* Data records
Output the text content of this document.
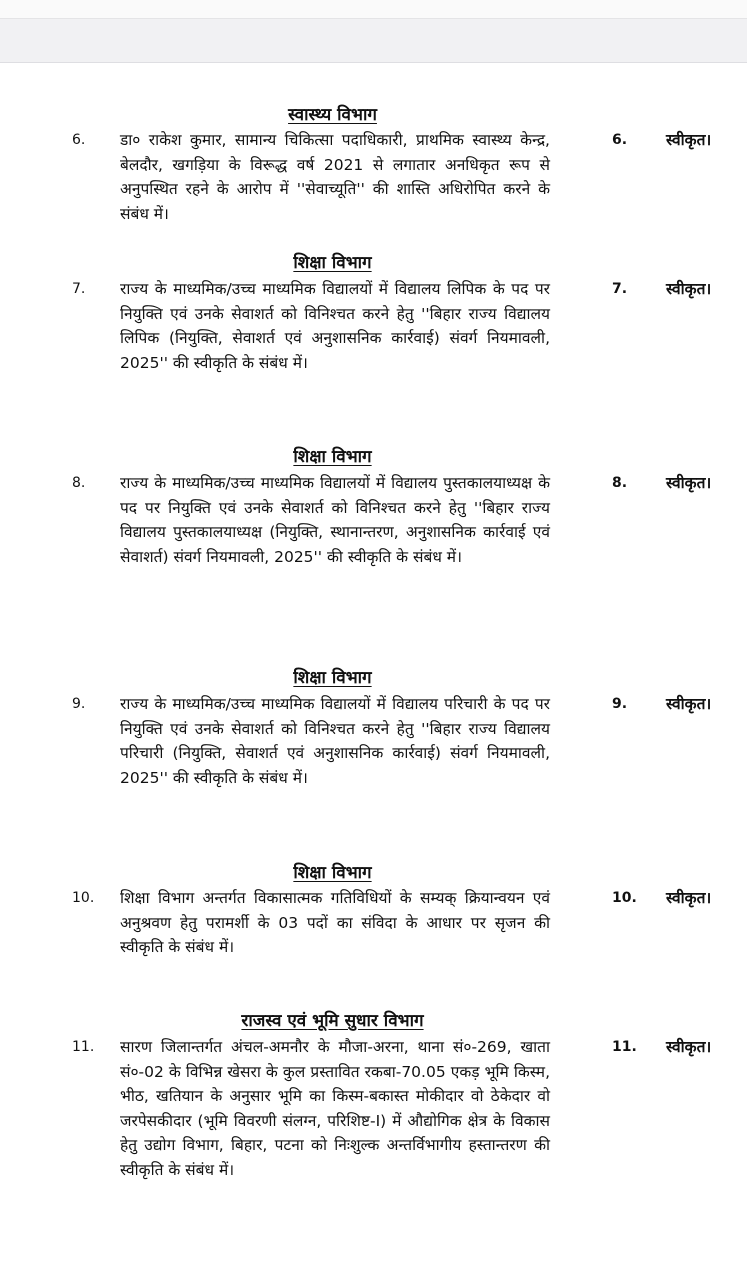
स्वास्थ्य विभाग
6.	डा० राकेश कुमार, सामान्य चिकित्सा पदाधिकारी, प्राथमिक स्वास्थ्य केन्द्र, बेलदौर, खगड़िया के विरूद्ध वर्ष 2021 से लगातार अनधिकृत रूप से अनुपस्थित रहने के आरोप में ''सेवाच्यूति'' की शास्ति अधिरोपित करने के संबंध में।
6.	स्वीकृत।
शिक्षा विभाग
7.	राज्य के माध्यमिक/उच्च माध्यमिक विद्यालयों में विद्यालय लिपिक के पद पर नियुक्ति एवं उनके सेवाशर्त को विनिश्चत करने हेतु ''बिहार राज्य विद्यालय लिपिक (नियुक्ति, सेवाशर्त एवं अनुशासनिक कार्रवाई) संवर्ग नियमावली, 2025'' की स्वीकृति के संबंध में।
7.	स्वीकृत।
शिक्षा विभाग
8.	राज्य के माध्यमिक/उच्च माध्यमिक विद्यालयों में विद्यालय पुस्तकालयाध्यक्ष के पद पर नियुक्ति एवं उनके सेवाशर्त को विनिश्चत करने हेतु ''बिहार राज्य विद्यालय पुस्तकालयाध्यक्ष (नियुक्ति, स्थानान्तरण, अनुशासनिक कार्रवाई एवं सेवाशर्त) संवर्ग नियमावली, 2025'' की स्वीकृति के संबंध में।
8.	स्वीकृत।
शिक्षा विभाग
9.	राज्य के माध्यमिक/उच्च माध्यमिक विद्यालयों में विद्यालय परिचारी के पद पर नियुक्ति एवं उनके सेवाशर्त को विनिश्चत करने हेतु ''बिहार राज्य विद्यालय परिचारी (नियुक्ति, सेवाशर्त एवं अनुशासनिक कार्रवाई) संवर्ग नियमावली, 2025'' की स्वीकृति के संबंध में।
9.	स्वीकृत।
शिक्षा विभाग
10.	शिक्षा विभाग अन्तर्गत विकासात्मक गतिविधियों के सम्यक् क्रियान्वयन एवं अनुश्रवण हेतु परामर्शी के 03 पदों का संविदा के आधार पर सृजन की स्वीकृति के संबंध में।
10.	स्वीकृत।
राजस्व एवं भूमि सुधार विभाग
11.	सारण जिलान्तर्गत अंचल-अमनौर के मौजा-अरना, थाना सं०-269, खाता सं०-02 के विभिन्न खेसरा के कुल प्रस्तावित रकबा-70.05 एकड़ भूमि किस्म, भीठ, खतियान के अनुसार भूमि का किस्म-बकास्त मोकीदार वो ठेकेदार वो जरपेसकीदार (भूमि विवरणी संलग्न, परिशिष्ट-I) में औद्योगिक क्षेत्र के विकास हेतु उद्योग विभाग, बिहार, पटना को निःशुल्क अन्तर्विभागीय हस्तान्तरण की स्वीकृति के संबंध में।
11.	स्वीकृत।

* INSTRUCTION
Transcribe every record above exactly, leaving out the pictures.

* RESULT BELOW
Output the text content of this document.
स्वास्थ्य विभाग
6.	डा० राकेश कुमार, सामान्य चिकित्सा पदाधिकारी, प्राथमिक स्वास्थ्य केन्द्र, बेलदौर, खगड़िया के विरूद्ध वर्ष 2021 से लगातार अनधिकृत रूप से अनुपस्थित रहने के आरोप में ''सेवाच्यूति'' की शास्ति अधिरोपित करने के संबंध में।
6.	स्वीकृत।
शिक्षा विभाग
7.	राज्य के माध्यमिक/उच्च माध्यमिक विद्यालयों में विद्यालय लिपिक के पद पर नियुक्ति एवं उनके सेवाशर्त को विनिश्चत करने हेतु ''बिहार राज्य विद्यालय लिपिक (नियुक्ति, सेवाशर्त एवं अनुशासनिक कार्रवाई) संवर्ग नियमावली, 2025'' की स्वीकृति के संबंध में।
7.	स्वीकृत।
शिक्षा विभाग
8.	राज्य के माध्यमिक/उच्च माध्यमिक विद्यालयों में विद्यालय पुस्तकालयाध्यक्ष के पद पर नियुक्ति एवं उनके सेवाशर्त को विनिश्चत करने हेतु ''बिहार राज्य विद्यालय पुस्तकालयाध्यक्ष (नियुक्ति, स्थानान्तरण, अनुशासनिक कार्रवाई एवं सेवाशर्त) संवर्ग नियमावली, 2025'' की स्वीकृति के संबंध में।
8.	स्वीकृत।
शिक्षा विभाग
9.	राज्य के माध्यमिक/उच्च माध्यमिक विद्यालयों में विद्यालय परिचारी के पद पर नियुक्ति एवं उनके सेवाशर्त को विनिश्चत करने हेतु ''बिहार राज्य विद्यालय परिचारी (नियुक्ति, सेवाशर्त एवं अनुशासनिक कार्रवाई) संवर्ग नियमावली, 2025'' की स्वीकृति के संबंध में।
9.	स्वीकृत।
शिक्षा विभाग
10.	शिक्षा विभाग अन्तर्गत विकासात्मक गतिविधियों के सम्यक् क्रियान्वयन एवं अनुश्रवण हेतु परामर्शी के 03 पदों का संविदा के आधार पर सृजन की स्वीकृति के संबंध में।
10.	स्वीकृत।
राजस्व एवं भूमि सुधार विभाग
11.	सारण जिलान्तर्गत अंचल-अमनौर के मौजा-अरना, थाना सं०-269, खाता सं०-02 के विभिन्न खेसरा के कुल प्रस्तावित रकबा-70.05 एकड़ भूमि किस्म, भीठ, खतियान के अनुसार भूमि का किस्म-बकास्त मोकीदार वो ठेकेदार वो जरपेसकीदार (भूमि विवरणी संलग्न, परिशिष्ट-I) में औद्योगिक क्षेत्र के विकास हेतु उद्योग विभाग, बिहार, पटना को निःशुल्क अन्तर्विभागीय हस्तान्तरण की स्वीकृति के संबंध में।
11.	स्वीकृत।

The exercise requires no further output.